Short exercise: Exactly reproduce the entries, dropping any pictures from your copy.

══════════

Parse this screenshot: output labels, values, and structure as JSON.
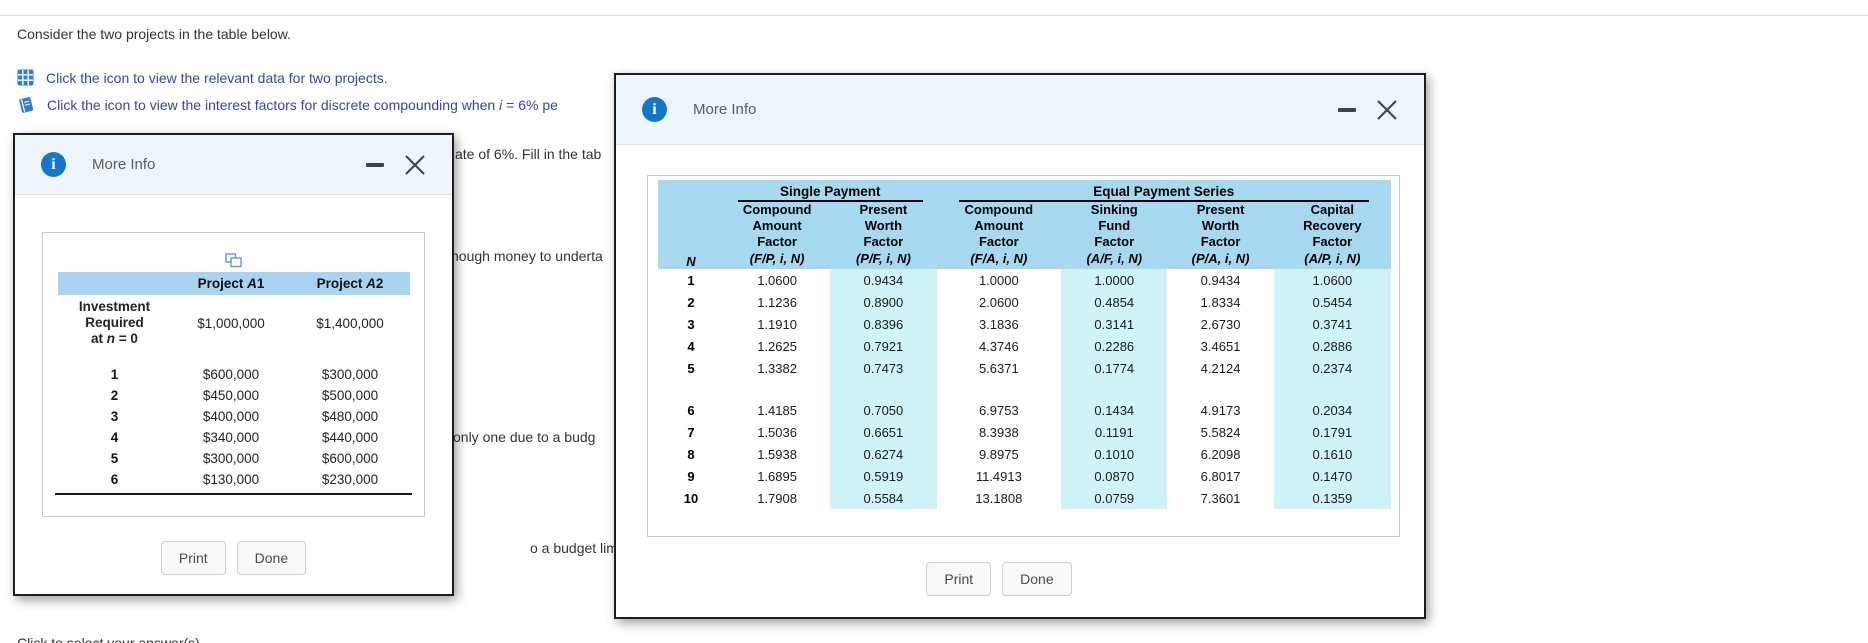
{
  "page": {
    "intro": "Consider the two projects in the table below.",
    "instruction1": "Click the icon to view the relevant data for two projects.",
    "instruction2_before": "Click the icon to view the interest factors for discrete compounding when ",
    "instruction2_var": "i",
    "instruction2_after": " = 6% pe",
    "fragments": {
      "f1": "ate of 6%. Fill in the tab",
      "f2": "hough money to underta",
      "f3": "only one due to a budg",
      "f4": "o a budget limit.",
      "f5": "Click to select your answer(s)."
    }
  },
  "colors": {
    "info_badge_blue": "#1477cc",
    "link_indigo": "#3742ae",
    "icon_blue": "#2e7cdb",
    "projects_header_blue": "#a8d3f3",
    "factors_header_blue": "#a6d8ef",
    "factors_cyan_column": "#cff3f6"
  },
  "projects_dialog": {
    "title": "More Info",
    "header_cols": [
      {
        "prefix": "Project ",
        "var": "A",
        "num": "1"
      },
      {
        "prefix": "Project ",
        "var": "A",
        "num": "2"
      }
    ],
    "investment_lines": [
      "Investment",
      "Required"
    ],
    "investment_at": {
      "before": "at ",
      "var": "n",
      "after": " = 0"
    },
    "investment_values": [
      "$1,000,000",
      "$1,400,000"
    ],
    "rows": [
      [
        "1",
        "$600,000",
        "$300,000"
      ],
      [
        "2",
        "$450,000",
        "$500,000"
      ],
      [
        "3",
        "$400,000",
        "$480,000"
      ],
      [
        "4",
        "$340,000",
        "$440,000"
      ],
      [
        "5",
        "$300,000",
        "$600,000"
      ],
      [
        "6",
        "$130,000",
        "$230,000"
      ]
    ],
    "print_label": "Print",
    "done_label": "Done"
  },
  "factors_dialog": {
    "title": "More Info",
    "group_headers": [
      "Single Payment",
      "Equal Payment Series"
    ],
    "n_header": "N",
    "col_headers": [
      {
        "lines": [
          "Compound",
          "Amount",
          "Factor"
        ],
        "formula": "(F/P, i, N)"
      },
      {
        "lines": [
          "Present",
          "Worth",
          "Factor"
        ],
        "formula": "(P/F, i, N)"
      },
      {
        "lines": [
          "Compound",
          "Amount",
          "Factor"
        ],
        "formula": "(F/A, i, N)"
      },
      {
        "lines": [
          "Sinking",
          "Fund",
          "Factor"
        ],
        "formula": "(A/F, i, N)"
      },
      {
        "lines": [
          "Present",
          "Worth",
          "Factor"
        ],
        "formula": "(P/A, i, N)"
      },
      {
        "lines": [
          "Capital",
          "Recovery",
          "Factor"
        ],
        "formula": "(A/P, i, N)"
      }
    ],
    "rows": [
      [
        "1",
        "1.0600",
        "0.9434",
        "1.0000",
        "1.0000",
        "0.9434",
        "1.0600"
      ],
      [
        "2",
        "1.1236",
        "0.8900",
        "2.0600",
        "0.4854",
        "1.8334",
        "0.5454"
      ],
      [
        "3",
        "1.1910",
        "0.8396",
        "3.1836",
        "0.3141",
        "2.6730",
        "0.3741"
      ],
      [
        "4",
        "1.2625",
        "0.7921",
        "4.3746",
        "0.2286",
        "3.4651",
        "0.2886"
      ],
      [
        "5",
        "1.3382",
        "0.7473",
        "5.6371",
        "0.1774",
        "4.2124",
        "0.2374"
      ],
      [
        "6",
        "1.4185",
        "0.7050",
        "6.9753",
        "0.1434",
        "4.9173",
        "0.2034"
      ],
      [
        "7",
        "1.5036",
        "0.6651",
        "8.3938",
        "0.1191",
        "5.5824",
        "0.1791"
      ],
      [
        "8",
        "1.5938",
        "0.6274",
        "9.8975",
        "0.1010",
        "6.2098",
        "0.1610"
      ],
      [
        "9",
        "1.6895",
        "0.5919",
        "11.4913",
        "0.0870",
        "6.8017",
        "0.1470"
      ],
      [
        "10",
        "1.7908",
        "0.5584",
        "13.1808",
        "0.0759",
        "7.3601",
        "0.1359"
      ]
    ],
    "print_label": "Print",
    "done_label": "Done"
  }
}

══════════

Written response:
Parse this screenshot: output labels, values, and structure as JSON.
{
  "page": {
    "intro": "Consider the two projects in the table below.",
    "instruction1": "Click the icon to view the relevant data for two projects.",
    "instruction2_before": "Click the icon to view the interest factors for discrete compounding when ",
    "instruction2_var": "i",
    "instruction2_after": " = 6% pe",
    "fragments": {
      "f1": "ate of 6%. Fill in the tab",
      "f2": "hough money to underta",
      "f3": "only one due to a budg",
      "f4": "o a budget limit.",
      "f5": "Click to select your answer(s)."
    }
  },
  "colors": {
    "info_badge_blue": "#1477cc",
    "link_indigo": "#3742ae",
    "icon_blue": "#2e7cdb",
    "projects_header_blue": "#a8d3f3",
    "factors_header_blue": "#a6d8ef",
    "factors_cyan_column": "#cff3f6"
  },
  "projects_dialog": {
    "title": "More Info",
    "header_cols": [
      {
        "prefix": "Project ",
        "var": "A",
        "num": "1"
      },
      {
        "prefix": "Project ",
        "var": "A",
        "num": "2"
      }
    ],
    "investment_lines": [
      "Investment",
      "Required"
    ],
    "investment_at": {
      "before": "at ",
      "var": "n",
      "after": " = 0"
    },
    "investment_values": [
      "$1,000,000",
      "$1,400,000"
    ],
    "rows": [
      [
        "1",
        "$600,000",
        "$300,000"
      ],
      [
        "2",
        "$450,000",
        "$500,000"
      ],
      [
        "3",
        "$400,000",
        "$480,000"
      ],
      [
        "4",
        "$340,000",
        "$440,000"
      ],
      [
        "5",
        "$300,000",
        "$600,000"
      ],
      [
        "6",
        "$130,000",
        "$230,000"
      ]
    ],
    "print_label": "Print",
    "done_label": "Done"
  },
  "factors_dialog": {
    "title": "More Info",
    "group_headers": [
      "Single Payment",
      "Equal Payment Series"
    ],
    "n_header": "N",
    "col_headers": [
      {
        "lines": [
          "Compound",
          "Amount",
          "Factor"
        ],
        "formula": "(F/P, i, N)"
      },
      {
        "lines": [
          "Present",
          "Worth",
          "Factor"
        ],
        "formula": "(P/F, i, N)"
      },
      {
        "lines": [
          "Compound",
          "Amount",
          "Factor"
        ],
        "formula": "(F/A, i, N)"
      },
      {
        "lines": [
          "Sinking",
          "Fund",
          "Factor"
        ],
        "formula": "(A/F, i, N)"
      },
      {
        "lines": [
          "Present",
          "Worth",
          "Factor"
        ],
        "formula": "(P/A, i, N)"
      },
      {
        "lines": [
          "Capital",
          "Recovery",
          "Factor"
        ],
        "formula": "(A/P, i, N)"
      }
    ],
    "rows": [
      [
        "1",
        "1.0600",
        "0.9434",
        "1.0000",
        "1.0000",
        "0.9434",
        "1.0600"
      ],
      [
        "2",
        "1.1236",
        "0.8900",
        "2.0600",
        "0.4854",
        "1.8334",
        "0.5454"
      ],
      [
        "3",
        "1.1910",
        "0.8396",
        "3.1836",
        "0.3141",
        "2.6730",
        "0.3741"
      ],
      [
        "4",
        "1.2625",
        "0.7921",
        "4.3746",
        "0.2286",
        "3.4651",
        "0.2886"
      ],
      [
        "5",
        "1.3382",
        "0.7473",
        "5.6371",
        "0.1774",
        "4.2124",
        "0.2374"
      ],
      [
        "6",
        "1.4185",
        "0.7050",
        "6.9753",
        "0.1434",
        "4.9173",
        "0.2034"
      ],
      [
        "7",
        "1.5036",
        "0.6651",
        "8.3938",
        "0.1191",
        "5.5824",
        "0.1791"
      ],
      [
        "8",
        "1.5938",
        "0.6274",
        "9.8975",
        "0.1010",
        "6.2098",
        "0.1610"
      ],
      [
        "9",
        "1.6895",
        "0.5919",
        "11.4913",
        "0.0870",
        "6.8017",
        "0.1470"
      ],
      [
        "10",
        "1.7908",
        "0.5584",
        "13.1808",
        "0.0759",
        "7.3601",
        "0.1359"
      ]
    ],
    "print_label": "Print",
    "done_label": "Done"
  }
}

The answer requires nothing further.